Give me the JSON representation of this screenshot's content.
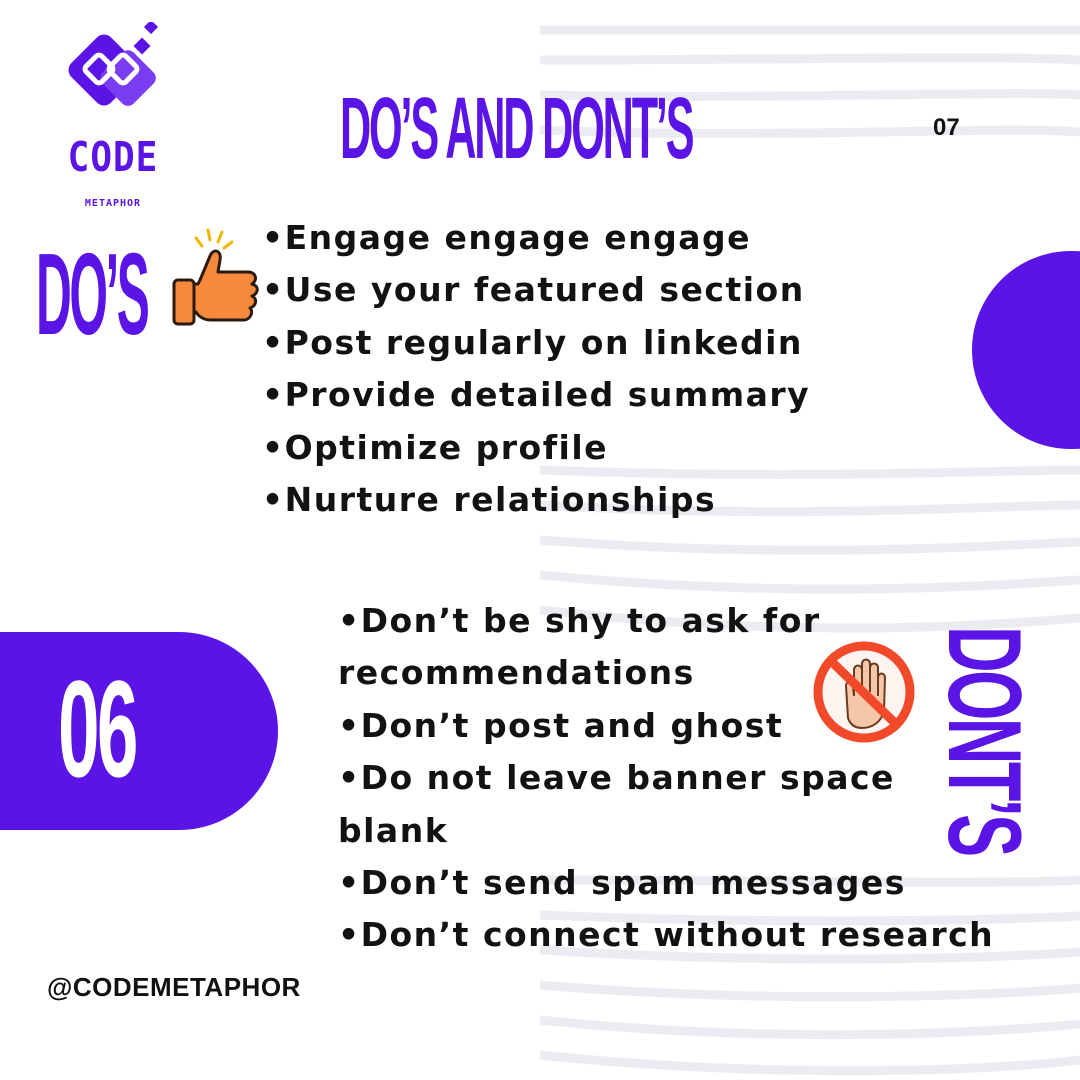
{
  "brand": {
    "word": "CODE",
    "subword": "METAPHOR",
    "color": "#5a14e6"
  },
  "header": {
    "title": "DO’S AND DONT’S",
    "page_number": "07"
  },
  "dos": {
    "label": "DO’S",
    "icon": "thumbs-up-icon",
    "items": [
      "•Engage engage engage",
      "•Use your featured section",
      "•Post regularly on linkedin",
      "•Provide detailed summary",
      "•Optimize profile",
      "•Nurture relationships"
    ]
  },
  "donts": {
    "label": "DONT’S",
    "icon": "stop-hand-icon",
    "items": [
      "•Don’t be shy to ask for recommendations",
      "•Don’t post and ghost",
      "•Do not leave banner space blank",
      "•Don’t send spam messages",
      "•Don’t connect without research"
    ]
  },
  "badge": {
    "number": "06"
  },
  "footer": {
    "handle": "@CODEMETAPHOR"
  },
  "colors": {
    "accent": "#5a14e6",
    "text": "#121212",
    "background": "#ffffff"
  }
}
══════════
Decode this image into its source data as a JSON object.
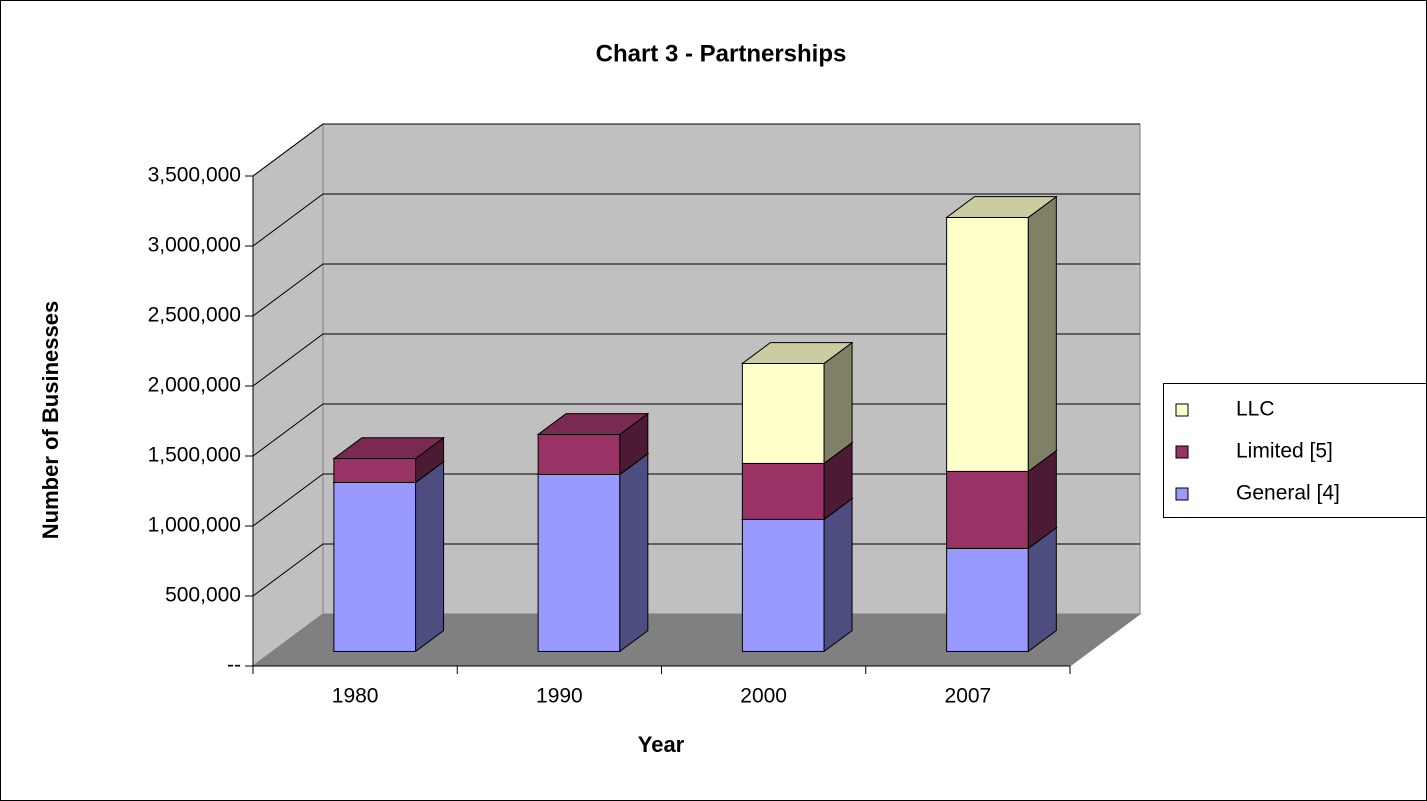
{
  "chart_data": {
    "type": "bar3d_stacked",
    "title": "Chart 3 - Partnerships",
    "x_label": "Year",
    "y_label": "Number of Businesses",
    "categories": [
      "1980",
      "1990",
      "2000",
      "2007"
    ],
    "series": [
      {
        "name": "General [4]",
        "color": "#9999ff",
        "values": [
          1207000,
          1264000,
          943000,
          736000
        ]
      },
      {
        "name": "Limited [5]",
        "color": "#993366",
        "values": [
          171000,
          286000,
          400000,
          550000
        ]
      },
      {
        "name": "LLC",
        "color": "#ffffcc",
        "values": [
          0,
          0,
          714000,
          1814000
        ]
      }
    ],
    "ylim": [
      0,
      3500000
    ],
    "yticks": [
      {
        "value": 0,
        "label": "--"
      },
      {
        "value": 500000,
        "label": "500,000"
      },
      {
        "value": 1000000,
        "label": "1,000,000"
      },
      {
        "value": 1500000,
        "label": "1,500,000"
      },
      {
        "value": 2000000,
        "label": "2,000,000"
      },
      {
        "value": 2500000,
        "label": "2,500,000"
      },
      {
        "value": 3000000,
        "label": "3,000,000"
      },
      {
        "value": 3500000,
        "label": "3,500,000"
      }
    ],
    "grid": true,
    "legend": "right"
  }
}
══════════
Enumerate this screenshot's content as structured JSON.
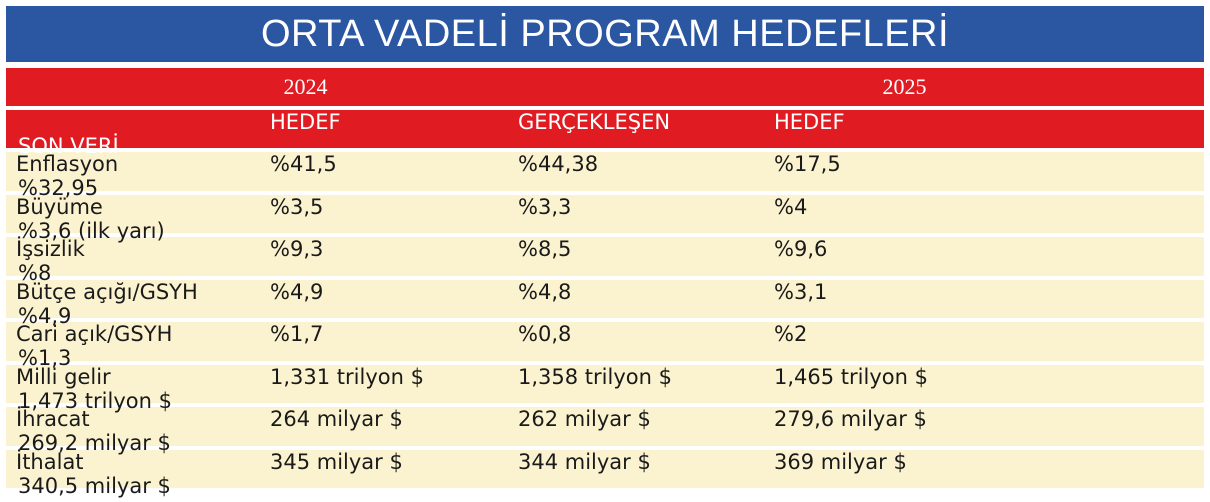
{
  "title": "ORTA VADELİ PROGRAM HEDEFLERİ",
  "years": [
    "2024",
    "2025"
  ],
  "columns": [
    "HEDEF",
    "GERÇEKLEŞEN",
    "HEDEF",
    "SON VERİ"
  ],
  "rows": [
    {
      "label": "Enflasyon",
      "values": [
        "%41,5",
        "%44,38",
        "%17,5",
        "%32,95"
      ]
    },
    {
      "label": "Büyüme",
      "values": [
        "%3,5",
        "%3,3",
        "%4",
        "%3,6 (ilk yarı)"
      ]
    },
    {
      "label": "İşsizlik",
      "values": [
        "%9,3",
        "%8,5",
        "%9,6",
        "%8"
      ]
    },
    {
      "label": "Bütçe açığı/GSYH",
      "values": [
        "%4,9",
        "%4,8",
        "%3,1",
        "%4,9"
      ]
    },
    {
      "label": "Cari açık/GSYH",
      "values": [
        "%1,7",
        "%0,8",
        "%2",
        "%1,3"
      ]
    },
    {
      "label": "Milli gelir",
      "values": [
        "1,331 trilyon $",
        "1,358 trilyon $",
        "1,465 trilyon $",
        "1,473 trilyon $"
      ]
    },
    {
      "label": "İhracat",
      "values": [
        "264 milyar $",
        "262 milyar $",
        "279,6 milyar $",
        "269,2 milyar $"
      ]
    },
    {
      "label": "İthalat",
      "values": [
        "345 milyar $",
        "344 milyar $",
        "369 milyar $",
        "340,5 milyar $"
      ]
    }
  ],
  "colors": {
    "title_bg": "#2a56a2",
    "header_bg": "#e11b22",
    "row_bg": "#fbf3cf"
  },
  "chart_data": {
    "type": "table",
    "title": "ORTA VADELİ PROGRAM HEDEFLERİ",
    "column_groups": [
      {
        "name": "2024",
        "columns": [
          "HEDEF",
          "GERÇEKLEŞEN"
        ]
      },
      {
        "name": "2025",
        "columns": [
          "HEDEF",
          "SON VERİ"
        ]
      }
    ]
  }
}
══════════
* WHAT NEEDS TO BE DONE *
Each line with the string "screenshot" in it needs to be found and copied.

* WRITTEN SOLUTION *
Give me the JSON representation of this screenshot's content.
Enumerate this screenshot's content as structured JSON.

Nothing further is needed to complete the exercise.